▶ What to do
Reproduce all the entries exactly.

▶ Material for the task
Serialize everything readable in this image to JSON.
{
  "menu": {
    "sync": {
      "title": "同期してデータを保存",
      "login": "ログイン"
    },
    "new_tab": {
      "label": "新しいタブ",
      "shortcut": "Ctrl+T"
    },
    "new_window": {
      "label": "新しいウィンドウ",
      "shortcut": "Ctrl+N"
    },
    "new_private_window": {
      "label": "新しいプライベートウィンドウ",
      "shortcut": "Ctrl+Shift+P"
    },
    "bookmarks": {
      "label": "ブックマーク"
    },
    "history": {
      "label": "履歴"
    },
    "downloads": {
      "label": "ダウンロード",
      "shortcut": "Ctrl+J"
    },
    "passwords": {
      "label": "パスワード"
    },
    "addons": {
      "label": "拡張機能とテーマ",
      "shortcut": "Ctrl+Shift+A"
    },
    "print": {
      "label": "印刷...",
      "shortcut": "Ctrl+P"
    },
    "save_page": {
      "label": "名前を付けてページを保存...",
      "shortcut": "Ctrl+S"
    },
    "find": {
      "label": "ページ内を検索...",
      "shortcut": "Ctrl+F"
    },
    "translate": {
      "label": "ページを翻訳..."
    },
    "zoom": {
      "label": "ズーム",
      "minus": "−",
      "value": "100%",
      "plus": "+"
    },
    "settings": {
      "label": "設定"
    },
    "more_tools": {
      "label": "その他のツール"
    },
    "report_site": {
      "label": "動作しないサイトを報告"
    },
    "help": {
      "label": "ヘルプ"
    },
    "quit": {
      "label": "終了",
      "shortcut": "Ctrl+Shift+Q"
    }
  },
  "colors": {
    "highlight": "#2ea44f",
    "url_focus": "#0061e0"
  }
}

▶ Expected answer
Serialize everything readable in this image to JSON.
{
  "menu": {
    "sync": {
      "title": "同期してデータを保存",
      "login": "ログイン"
    },
    "new_tab": {
      "label": "新しいタブ",
      "shortcut": "Ctrl+T"
    },
    "new_window": {
      "label": "新しいウィンドウ",
      "shortcut": "Ctrl+N"
    },
    "new_private_window": {
      "label": "新しいプライベートウィンドウ",
      "shortcut": "Ctrl+Shift+P"
    },
    "bookmarks": {
      "label": "ブックマーク"
    },
    "history": {
      "label": "履歴"
    },
    "downloads": {
      "label": "ダウンロード",
      "shortcut": "Ctrl+J"
    },
    "passwords": {
      "label": "パスワード"
    },
    "addons": {
      "label": "拡張機能とテーマ",
      "shortcut": "Ctrl+Shift+A"
    },
    "print": {
      "label": "印刷...",
      "shortcut": "Ctrl+P"
    },
    "save_page": {
      "label": "名前を付けてページを保存...",
      "shortcut": "Ctrl+S"
    },
    "find": {
      "label": "ページ内を検索...",
      "shortcut": "Ctrl+F"
    },
    "translate": {
      "label": "ページを翻訳..."
    },
    "zoom": {
      "label": "ズーム",
      "minus": "−",
      "value": "100%",
      "plus": "+"
    },
    "settings": {
      "label": "設定"
    },
    "more_tools": {
      "label": "その他のツール"
    },
    "report_site": {
      "label": "動作しないサイトを報告"
    },
    "help": {
      "label": "ヘルプ"
    },
    "quit": {
      "label": "終了",
      "shortcut": "Ctrl+Shift+Q"
    }
  },
  "colors": {
    "highlight": "#2ea44f",
    "url_focus": "#0061e0"
  }
}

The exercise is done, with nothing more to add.